• [What you are asked to do] Collect each line containing "opponent".

(begin)

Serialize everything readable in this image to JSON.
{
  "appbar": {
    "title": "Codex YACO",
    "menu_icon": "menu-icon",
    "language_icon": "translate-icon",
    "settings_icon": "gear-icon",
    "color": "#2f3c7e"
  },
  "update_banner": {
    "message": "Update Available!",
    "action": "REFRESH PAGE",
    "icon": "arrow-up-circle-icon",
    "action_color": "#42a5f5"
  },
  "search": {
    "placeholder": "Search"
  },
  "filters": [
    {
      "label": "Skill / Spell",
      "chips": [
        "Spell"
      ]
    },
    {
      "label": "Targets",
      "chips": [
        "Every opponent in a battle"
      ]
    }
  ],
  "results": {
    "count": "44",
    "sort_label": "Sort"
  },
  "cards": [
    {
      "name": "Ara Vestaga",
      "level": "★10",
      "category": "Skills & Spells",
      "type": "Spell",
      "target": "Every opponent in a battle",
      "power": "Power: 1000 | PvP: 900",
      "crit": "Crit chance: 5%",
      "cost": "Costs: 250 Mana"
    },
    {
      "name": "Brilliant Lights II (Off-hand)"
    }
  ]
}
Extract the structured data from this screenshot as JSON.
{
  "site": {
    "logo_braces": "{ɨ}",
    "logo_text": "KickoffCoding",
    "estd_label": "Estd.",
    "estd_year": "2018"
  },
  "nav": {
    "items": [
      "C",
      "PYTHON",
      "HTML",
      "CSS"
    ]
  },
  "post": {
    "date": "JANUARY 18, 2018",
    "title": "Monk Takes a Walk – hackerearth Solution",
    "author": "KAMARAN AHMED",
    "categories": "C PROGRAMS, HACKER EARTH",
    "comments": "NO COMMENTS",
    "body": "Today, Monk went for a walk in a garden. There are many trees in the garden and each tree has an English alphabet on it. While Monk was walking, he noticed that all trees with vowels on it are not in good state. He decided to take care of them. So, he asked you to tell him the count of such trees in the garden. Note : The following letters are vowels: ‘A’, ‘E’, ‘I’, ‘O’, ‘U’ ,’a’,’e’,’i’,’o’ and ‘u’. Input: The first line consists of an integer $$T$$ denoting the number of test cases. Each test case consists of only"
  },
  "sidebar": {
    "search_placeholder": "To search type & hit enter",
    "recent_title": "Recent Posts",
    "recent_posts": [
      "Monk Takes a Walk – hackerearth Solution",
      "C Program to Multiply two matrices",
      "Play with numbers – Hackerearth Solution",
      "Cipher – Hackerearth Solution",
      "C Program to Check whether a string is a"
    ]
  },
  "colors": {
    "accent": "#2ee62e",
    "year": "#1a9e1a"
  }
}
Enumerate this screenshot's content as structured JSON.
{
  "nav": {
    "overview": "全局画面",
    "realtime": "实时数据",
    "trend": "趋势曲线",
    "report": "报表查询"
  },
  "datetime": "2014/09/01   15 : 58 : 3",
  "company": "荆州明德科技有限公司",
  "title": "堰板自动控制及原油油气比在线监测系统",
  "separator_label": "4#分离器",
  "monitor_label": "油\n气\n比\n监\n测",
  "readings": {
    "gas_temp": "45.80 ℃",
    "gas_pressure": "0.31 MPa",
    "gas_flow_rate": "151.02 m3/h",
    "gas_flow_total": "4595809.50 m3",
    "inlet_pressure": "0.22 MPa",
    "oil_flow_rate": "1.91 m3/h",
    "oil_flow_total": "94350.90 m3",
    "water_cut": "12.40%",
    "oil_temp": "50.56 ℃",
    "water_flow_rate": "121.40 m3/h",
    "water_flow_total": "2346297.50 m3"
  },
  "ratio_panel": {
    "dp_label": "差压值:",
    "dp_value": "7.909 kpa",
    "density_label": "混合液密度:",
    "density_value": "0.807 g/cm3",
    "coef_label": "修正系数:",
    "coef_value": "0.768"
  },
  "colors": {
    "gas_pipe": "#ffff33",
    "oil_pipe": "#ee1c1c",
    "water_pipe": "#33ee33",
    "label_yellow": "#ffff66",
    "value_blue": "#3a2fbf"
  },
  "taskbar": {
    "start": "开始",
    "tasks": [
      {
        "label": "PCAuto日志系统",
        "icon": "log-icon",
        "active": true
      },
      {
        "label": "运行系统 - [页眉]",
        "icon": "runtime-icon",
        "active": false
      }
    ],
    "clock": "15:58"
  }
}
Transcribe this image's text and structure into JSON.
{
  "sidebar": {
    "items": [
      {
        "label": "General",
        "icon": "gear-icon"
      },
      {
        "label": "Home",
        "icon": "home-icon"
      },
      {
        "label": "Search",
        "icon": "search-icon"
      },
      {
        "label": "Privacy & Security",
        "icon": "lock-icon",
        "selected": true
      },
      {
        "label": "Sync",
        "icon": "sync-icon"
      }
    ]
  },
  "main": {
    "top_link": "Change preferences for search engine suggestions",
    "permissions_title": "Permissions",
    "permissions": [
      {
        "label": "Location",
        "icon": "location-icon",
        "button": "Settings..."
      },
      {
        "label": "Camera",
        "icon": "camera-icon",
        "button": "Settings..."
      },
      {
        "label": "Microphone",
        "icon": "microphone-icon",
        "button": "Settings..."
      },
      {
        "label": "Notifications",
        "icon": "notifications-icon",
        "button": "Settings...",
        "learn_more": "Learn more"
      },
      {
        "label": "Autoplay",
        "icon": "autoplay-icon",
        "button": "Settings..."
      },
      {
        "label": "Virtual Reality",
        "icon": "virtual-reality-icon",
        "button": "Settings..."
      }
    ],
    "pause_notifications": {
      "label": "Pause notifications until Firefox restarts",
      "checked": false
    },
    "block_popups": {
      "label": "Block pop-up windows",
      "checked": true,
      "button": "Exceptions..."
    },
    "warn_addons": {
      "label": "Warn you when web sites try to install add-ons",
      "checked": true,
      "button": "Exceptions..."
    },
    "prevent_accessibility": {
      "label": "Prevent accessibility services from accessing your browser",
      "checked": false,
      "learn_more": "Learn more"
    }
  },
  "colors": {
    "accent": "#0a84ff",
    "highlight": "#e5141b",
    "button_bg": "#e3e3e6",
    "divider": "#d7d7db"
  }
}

(end)

• [Worked answer]
        "Every opponent in a battle"
      "target": "Every opponent in a battle",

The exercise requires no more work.